TEXT SHOWN:
Kanas Lake (, Xiao'erjing: كَانَاسِ خٗ; Mongolian: Ханас нуур; , USY: Қанас Көли) is a lake in Altay Prefecture, Xinjiang, China. The lake is located in a valley in the Altai Mountains, near the very northern tip of Xinjiang and the autonomous region's borders with Russia, Kazakhstan and Mongolia. The lake was formed around 200,000 years ago during the Quaternary period as a result of glacier movement. The crescent moon shaped lake has an estimated water storage capacity of 53.8 billion cubic meters, coupled with an average depth of around 120 meters.

The Kanas River, flowing out of the lake, later merges with the Hemu River to form the Burqin River, which itself discharges into the Irtysh River at Burqin Town, the county seat of Burqin County.

EXERCISE REQUIREMENTS: Name every river mentioned in the passage on Kanas Lake. The entries that come next are drawn from a separate source, unrelated to the passage on Kanas Lake.

RECORD SET:
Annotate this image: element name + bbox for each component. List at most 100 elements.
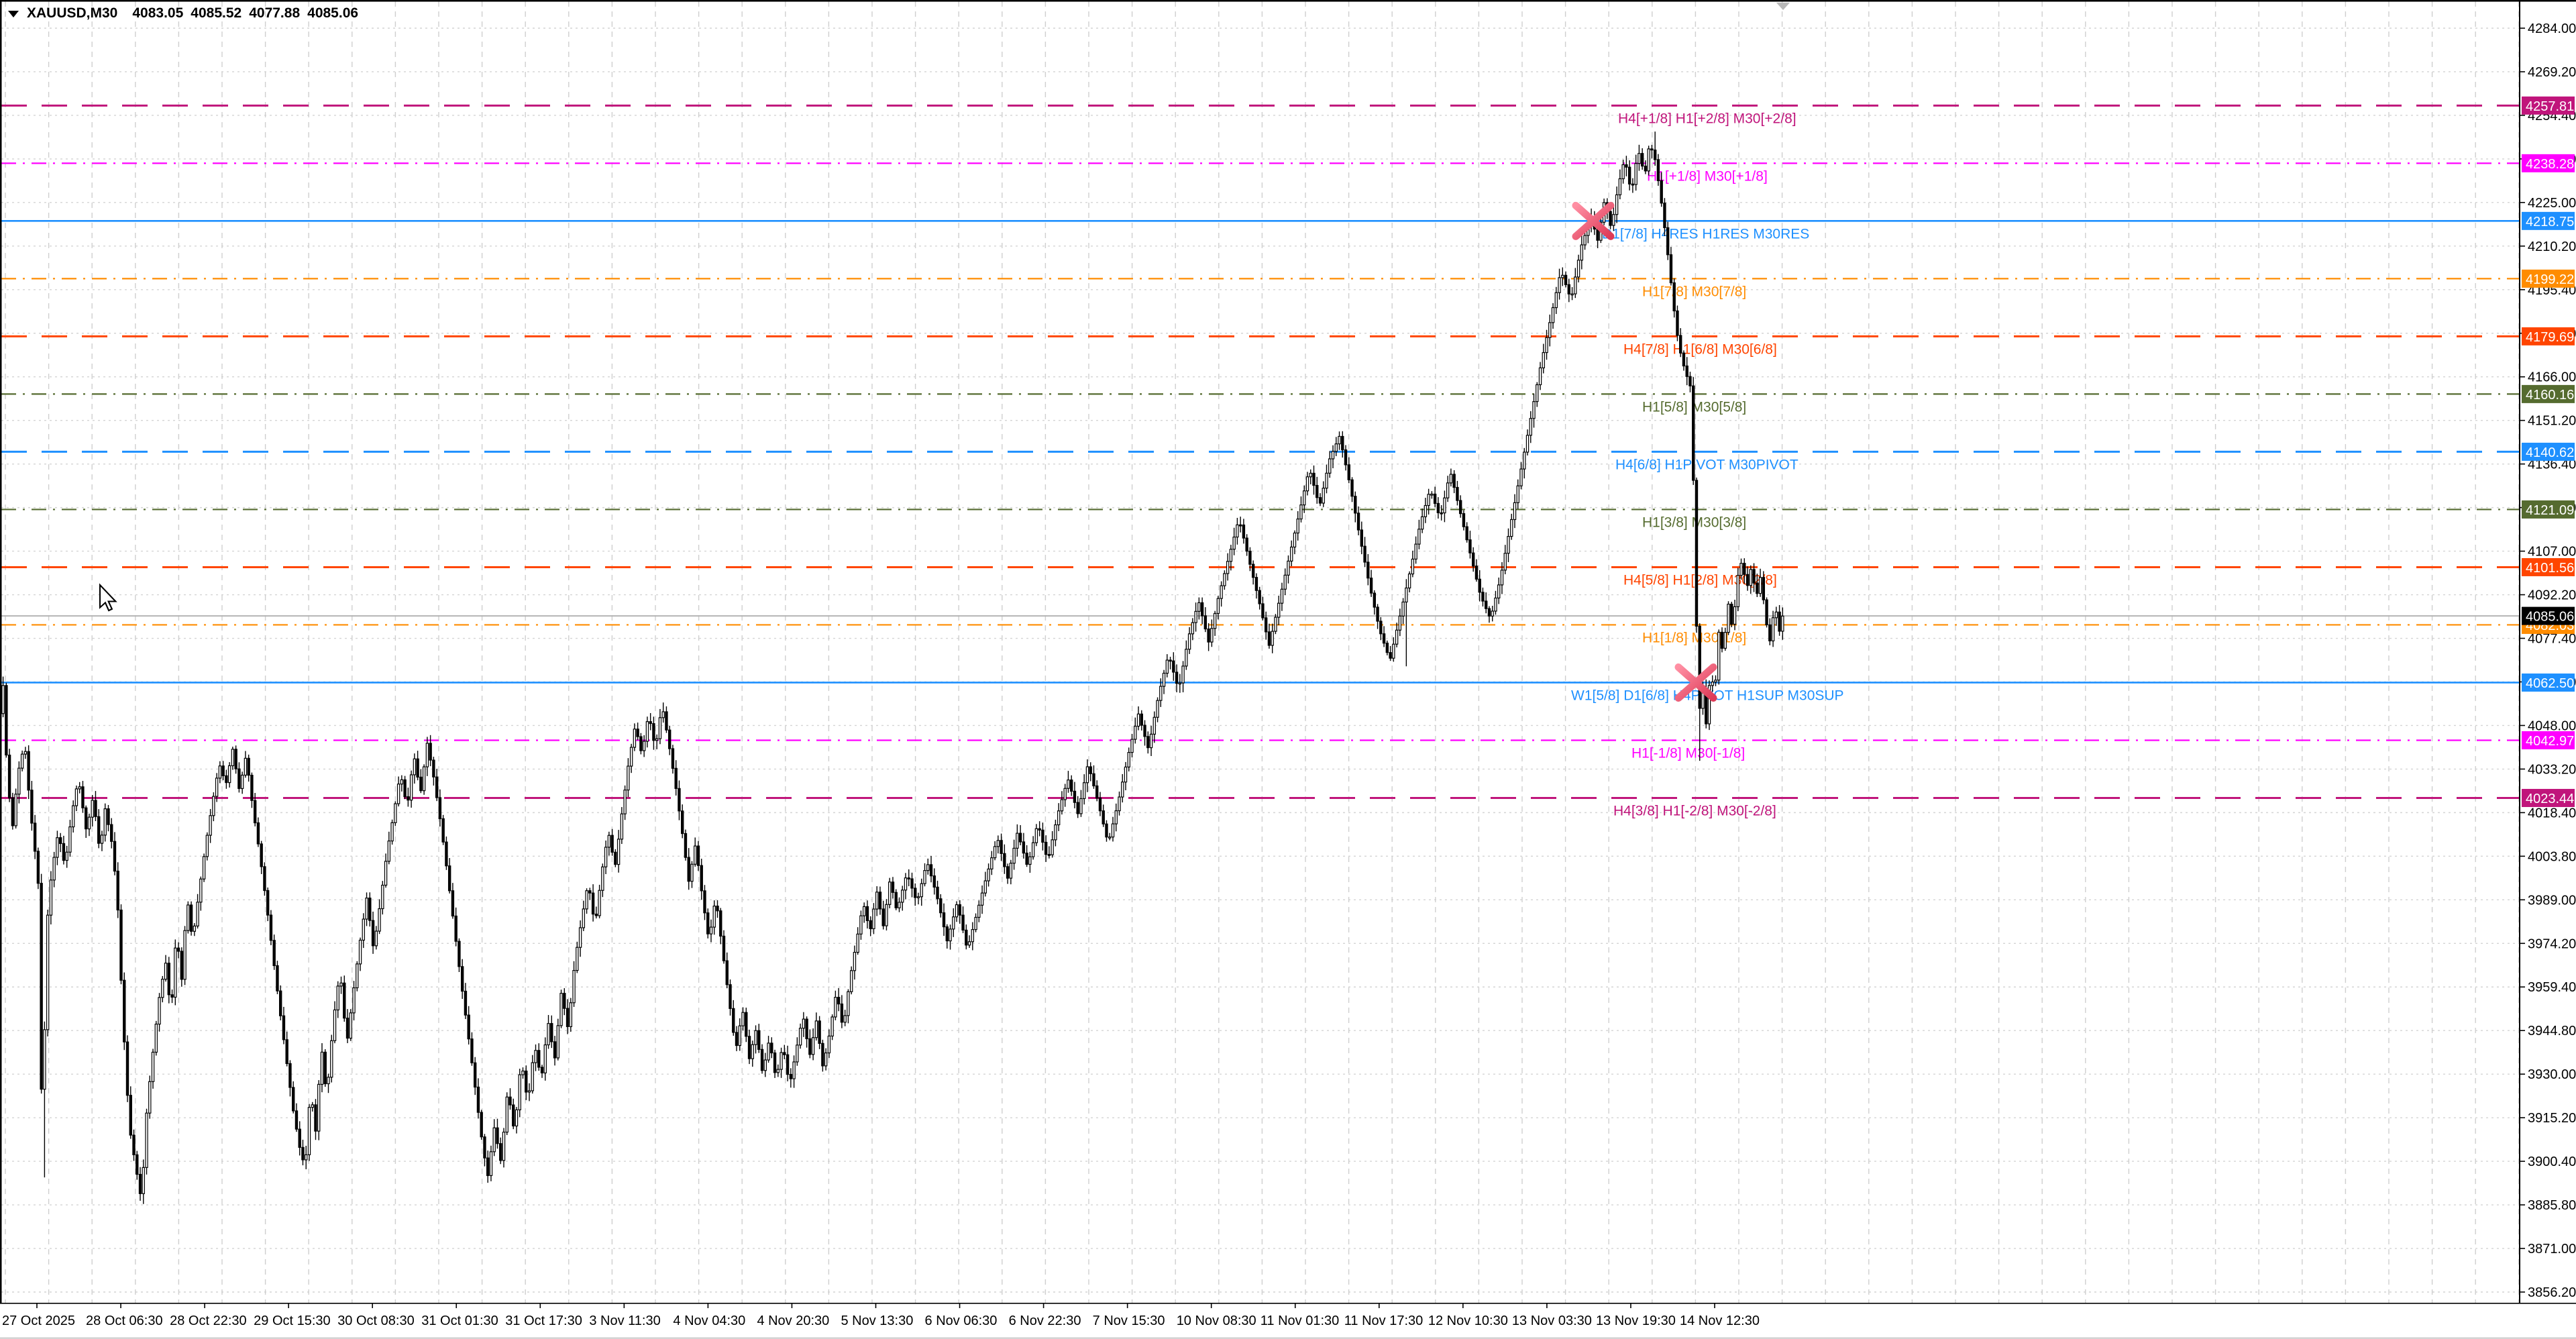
murrey-level-label: H4[3/8] H1[-2/8] M30[-2/8] [1613, 803, 1776, 818]
candle-bearish [225, 775, 228, 784]
candle-bullish [741, 1012, 745, 1026]
candle-bullish [1328, 458, 1332, 474]
candle-bullish [1274, 617, 1277, 632]
candle-bearish [910, 878, 914, 889]
candle-bearish [696, 845, 700, 866]
candle-bullish [231, 749, 235, 767]
candle-bearish [1095, 785, 1099, 799]
candle-bullish [515, 1109, 519, 1127]
candle-bullish [776, 1069, 780, 1073]
candle-bearish [907, 877, 910, 879]
candle-bullish [920, 883, 923, 898]
candle-bearish [451, 890, 455, 917]
candle-bearish [58, 837, 62, 845]
time-tick-label: 4 Nov 20:30 [757, 1314, 829, 1328]
candle-bullish [384, 861, 388, 886]
price-tick-label: 3944.80 [2528, 1024, 2576, 1038]
symbol-dropdown-icon[interactable] [8, 11, 19, 17]
candle-bullish [1054, 824, 1057, 841]
price-level-badge [2522, 673, 2575, 692]
candle-bearish [292, 1087, 295, 1112]
candle-bullish [356, 963, 359, 989]
candle-bullish [349, 1012, 352, 1039]
candle-bullish [158, 997, 161, 1025]
candle-bullish [1156, 700, 1159, 718]
candle-bearish [345, 1018, 350, 1039]
candle-bearish [1698, 625, 1701, 709]
candle-bullish [627, 765, 630, 791]
murrey-levels: H4[+1/8] H1[+2/8] M30[+2/8] H1[+1/8] M30[… [1, 104, 2519, 818]
candle-bullish [585, 890, 588, 910]
candle-bullish [378, 908, 381, 932]
candle-bullish [642, 741, 646, 751]
price-level-badge [2522, 154, 2575, 172]
sell-signal-x-marker[interactable] [1674, 663, 1717, 702]
candle-bearish [1692, 385, 1695, 481]
candle-bearish [649, 721, 652, 725]
candle-bearish [30, 790, 34, 824]
candle-bearish [1440, 512, 1443, 515]
murrey-level-label: H1[3/8] M30[3/8] [1642, 515, 1746, 530]
candle-bullish [1510, 519, 1513, 537]
candle-bearish [176, 947, 180, 952]
candle-bullish [1334, 443, 1338, 452]
candle-bearish [1105, 823, 1108, 838]
candle-bullish [1529, 418, 1532, 436]
murrey-level-label: D1[7/8] H4RES H1RES M30RES [1602, 226, 1809, 242]
candle-bullish [91, 800, 94, 818]
candle-bullish [1545, 337, 1548, 354]
time-tick-label: 27 Oct 2025 [2, 1314, 75, 1328]
candle-bearish [132, 1134, 136, 1155]
candle-bearish [438, 797, 442, 819]
candle-bullish [1210, 628, 1214, 643]
candle-bullish [1236, 524, 1239, 538]
candle-bullish [151, 1051, 155, 1082]
candle-bearish [1044, 841, 1048, 855]
candle-bullish [598, 890, 601, 916]
time-tick-label: 13 Nov 03:30 [1512, 1314, 1592, 1328]
chart-shift-marker[interactable] [1776, 3, 1790, 10]
candle-bearish [298, 1128, 301, 1148]
candle-bearish [1609, 211, 1612, 226]
candle-bullish [616, 839, 621, 865]
candle-bearish [1743, 563, 1746, 575]
candle-bullish [1574, 276, 1577, 294]
candle-bearish [1092, 773, 1095, 787]
candle-bearish [1456, 486, 1459, 501]
candlestick-series [1, 131, 1784, 1204]
candle-bullish [827, 1035, 831, 1054]
candle-bearish [1433, 493, 1437, 504]
price-level-badge-value: 4257.81 [2526, 99, 2574, 114]
candle-bearish [85, 807, 88, 830]
candle-bullish [834, 997, 837, 1018]
candle-bullish [46, 914, 50, 1030]
sell-signal-x-marker[interactable] [1572, 201, 1615, 240]
candle-bullish [712, 906, 716, 928]
candle-bullish [971, 929, 975, 943]
candle-bullish [847, 991, 850, 1016]
candle-bearish [260, 843, 263, 867]
time-axis[interactable]: 27 Oct 2025 28 Oct 06:30 28 Oct 22:30 29 Oc… [2, 1303, 1760, 1328]
price-tick-label: 4092.20 [2528, 588, 2576, 603]
candle-bearish [1778, 611, 1781, 632]
price-tick-label: 3959.40 [2528, 980, 2576, 995]
candle-bullish [1331, 451, 1335, 460]
cursor-arrow [99, 583, 117, 612]
candle-bearish [1471, 552, 1475, 567]
candle-bullish [872, 908, 875, 930]
price-level-badge-value: 4179.69 [2526, 330, 2574, 345]
candle-bearish [458, 941, 461, 967]
candle-bearish [1752, 569, 1756, 584]
candle-bullish [244, 757, 248, 776]
candle-bullish [1615, 194, 1619, 215]
candle-bullish [1187, 633, 1191, 650]
ohlc-high: 4085.52 [191, 5, 242, 21]
price-level-badge [2522, 269, 2575, 288]
candle-bullish [1079, 798, 1083, 814]
price-tick-label: 4210.20 [2528, 239, 2576, 254]
candle-bearish [818, 1020, 821, 1044]
murrey-level-label: H1[1/8] M30[1/8] [1642, 630, 1746, 645]
candle-bearish [294, 1110, 299, 1130]
candle-bearish [789, 1073, 793, 1079]
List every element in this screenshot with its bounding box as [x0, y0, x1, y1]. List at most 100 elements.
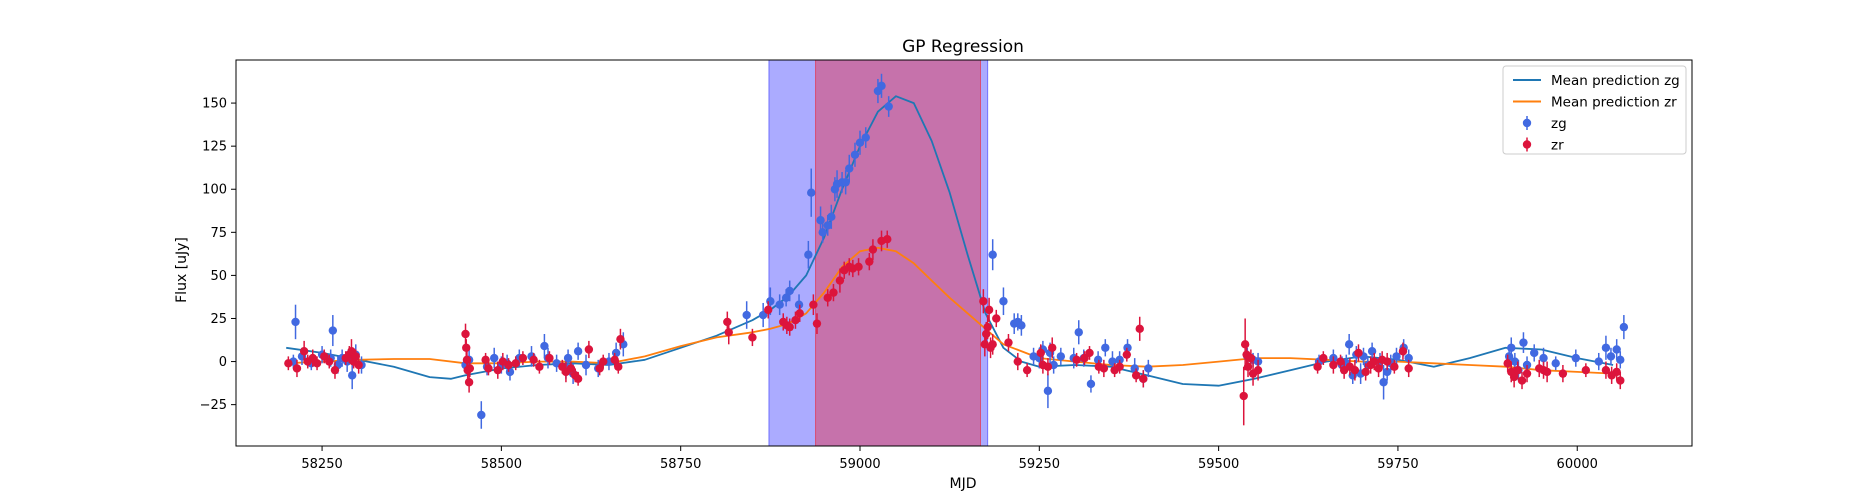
data-point-zg: [807, 188, 816, 197]
legend-label-zr: zr: [1551, 138, 1564, 154]
data-point-zg: [347, 371, 357, 380]
data-point-zr: [535, 362, 544, 371]
data-point-zr: [284, 359, 293, 368]
data-point-zr: [462, 355, 472, 365]
data-point-zg: [1510, 357, 1520, 366]
data-point-zr: [748, 333, 757, 342]
data-point-zg: [1606, 352, 1616, 361]
data-point-zr: [462, 343, 471, 352]
data-point-zr: [1240, 340, 1250, 349]
data-point-zr: [1036, 348, 1045, 358]
data-point-zr: [829, 288, 838, 297]
data-point-zr: [464, 378, 474, 387]
data-point-zr: [1329, 360, 1338, 370]
data-point-zg: [1539, 353, 1548, 363]
data-point-zr: [566, 364, 576, 373]
data-point-zr: [785, 322, 794, 332]
data-point-zg: [1519, 338, 1528, 347]
data-point-zr: [1616, 376, 1625, 385]
data-point-zg: [1379, 378, 1388, 387]
data-point-zr: [354, 360, 363, 370]
data-point-zr: [610, 355, 619, 365]
data-point-zg: [861, 133, 870, 142]
data-point-zg: [999, 297, 1008, 306]
data-point-zg: [816, 216, 825, 225]
data-point-zr: [1135, 324, 1144, 334]
data-point-zr: [1139, 374, 1148, 383]
data-point-zg: [1571, 353, 1581, 363]
data-point-zr: [292, 364, 302, 373]
data-point-zr: [868, 245, 878, 254]
data-point-zg: [1043, 386, 1053, 396]
data-point-zg: [1108, 357, 1117, 366]
data-point-zr: [723, 317, 732, 327]
data-point-zr: [484, 364, 493, 373]
data-point-zr: [595, 364, 604, 373]
data-point-zg: [1522, 360, 1532, 370]
data-point-zr: [1612, 367, 1621, 377]
y-tick-label: 50: [210, 269, 227, 284]
data-point-zg: [775, 300, 784, 309]
data-point-zr: [1370, 357, 1379, 366]
x-tick-label: 59750: [1377, 457, 1418, 472]
data-point-zr: [1004, 338, 1013, 347]
plot-area: 58250 58500 58750 59000 59250 59500 59750 60000…: [200, 59, 1693, 472]
data-point-zr: [1503, 359, 1512, 368]
data-point-zr: [1313, 362, 1322, 371]
data-point-zg: [1086, 379, 1096, 389]
data-point-zg: [1017, 321, 1026, 330]
data-point-zg: [1551, 359, 1560, 368]
data-point-zr: [351, 352, 360, 361]
data-point-zr: [1048, 343, 1057, 352]
data-point-zr: [1361, 367, 1370, 377]
x-tick-label: 59500: [1198, 457, 1239, 472]
data-point-zr: [791, 316, 800, 325]
data-point-zr: [1239, 391, 1248, 401]
data-point-zr: [1080, 353, 1089, 363]
data-point-zr: [835, 276, 845, 285]
data-point-zr: [1509, 372, 1519, 382]
data-point-zg: [1392, 352, 1401, 361]
data-point-zg: [477, 410, 486, 420]
data-point-zr: [1319, 353, 1328, 363]
data-point-zg: [841, 178, 850, 187]
chart-title: GP Regression: [902, 37, 1024, 57]
data-point-zr: [1013, 357, 1022, 366]
data-point-zr: [1122, 350, 1132, 359]
data-point-zr: [1404, 364, 1413, 373]
data-point-zg: [1074, 328, 1083, 337]
legend-label-mean_zg: Mean prediction zg: [1551, 73, 1680, 89]
data-point-zr: [312, 359, 322, 368]
data-point-zr: [854, 262, 863, 271]
data-point-zg: [742, 310, 751, 320]
data-point-zr: [1354, 348, 1363, 358]
legend-label-mean_zr: Mean prediction zr: [1551, 95, 1677, 111]
x-axis-label: MJD: [950, 476, 977, 492]
data-point-zg: [1367, 347, 1377, 356]
data-point-zg: [804, 250, 813, 259]
data-point-zg: [505, 367, 515, 377]
data-point-zr: [504, 360, 513, 370]
data-point-zr: [614, 362, 623, 371]
data-point-zr: [1246, 353, 1256, 363]
data-point-zr: [979, 297, 988, 306]
data-point-zr: [1085, 348, 1094, 358]
data-point-zr: [724, 328, 733, 337]
data-point-zr: [511, 359, 520, 368]
data-point-zr: [1398, 347, 1408, 356]
y-tick-label: 100: [202, 183, 227, 198]
x-tick-label: 58250: [301, 457, 342, 472]
data-point-zg: [611, 348, 621, 358]
data-point-zr: [481, 355, 490, 365]
data-point-zr: [1382, 357, 1392, 366]
legend-label-zg: zg: [1551, 116, 1567, 132]
data-point-zg: [781, 293, 791, 303]
data-point-zr: [982, 329, 991, 339]
data-point-zg: [1344, 340, 1354, 349]
data-point-zg: [785, 286, 794, 296]
data-point-zr: [809, 300, 818, 309]
x-tick-label: 60000: [1557, 457, 1598, 472]
data-point-zg: [1507, 343, 1516, 352]
data-point-zr: [1522, 369, 1532, 378]
plot-frame: [235, 59, 1693, 447]
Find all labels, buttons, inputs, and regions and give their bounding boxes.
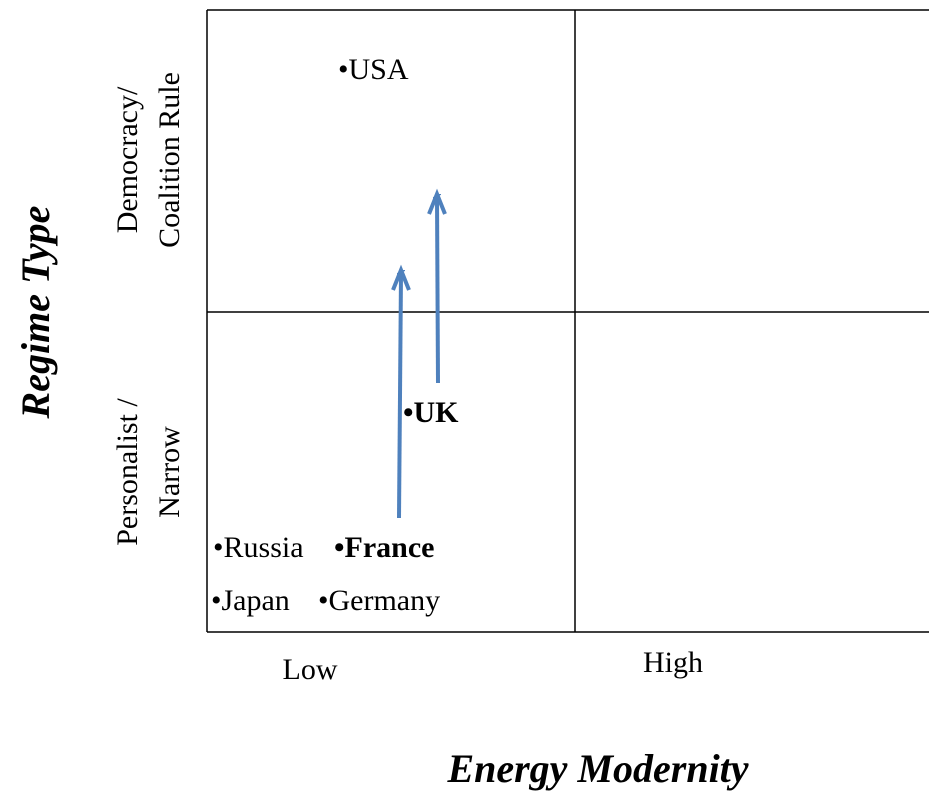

TASK ANSWER: Kanas River, Hemu River, Burqin River, Irtysh River